> **YOUR INSTRUCTIONS**: Collect every line that includes the string "Input".

> **RECORDED INFORMATION**:
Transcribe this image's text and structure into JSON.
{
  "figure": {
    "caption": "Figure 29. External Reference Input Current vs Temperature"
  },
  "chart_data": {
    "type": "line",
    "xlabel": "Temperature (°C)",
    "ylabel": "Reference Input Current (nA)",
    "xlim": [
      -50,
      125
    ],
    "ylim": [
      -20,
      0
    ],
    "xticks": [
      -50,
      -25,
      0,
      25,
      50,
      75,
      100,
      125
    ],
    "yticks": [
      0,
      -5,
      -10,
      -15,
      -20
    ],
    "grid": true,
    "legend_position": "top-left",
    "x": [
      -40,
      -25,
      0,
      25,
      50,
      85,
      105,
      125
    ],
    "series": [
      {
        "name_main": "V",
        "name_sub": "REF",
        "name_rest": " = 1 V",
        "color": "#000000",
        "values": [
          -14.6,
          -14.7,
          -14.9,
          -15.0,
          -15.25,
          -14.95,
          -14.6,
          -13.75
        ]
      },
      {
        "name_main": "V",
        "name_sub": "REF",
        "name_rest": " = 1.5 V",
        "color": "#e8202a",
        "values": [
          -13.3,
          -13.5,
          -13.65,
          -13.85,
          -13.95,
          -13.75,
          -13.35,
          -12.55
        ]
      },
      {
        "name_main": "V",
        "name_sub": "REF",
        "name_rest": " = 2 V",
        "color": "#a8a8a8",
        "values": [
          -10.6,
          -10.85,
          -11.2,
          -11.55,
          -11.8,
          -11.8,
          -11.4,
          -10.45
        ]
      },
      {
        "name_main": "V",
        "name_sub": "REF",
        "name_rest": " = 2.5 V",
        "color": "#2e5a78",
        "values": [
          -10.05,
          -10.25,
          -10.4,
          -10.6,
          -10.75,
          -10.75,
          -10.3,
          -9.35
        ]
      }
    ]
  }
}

> **SOLUTION TO THIS PROBLEM**:
    "caption": "Figure 29. External Reference Input Current vs Temperature"
    "ylabel": "Reference Input Current (nA)",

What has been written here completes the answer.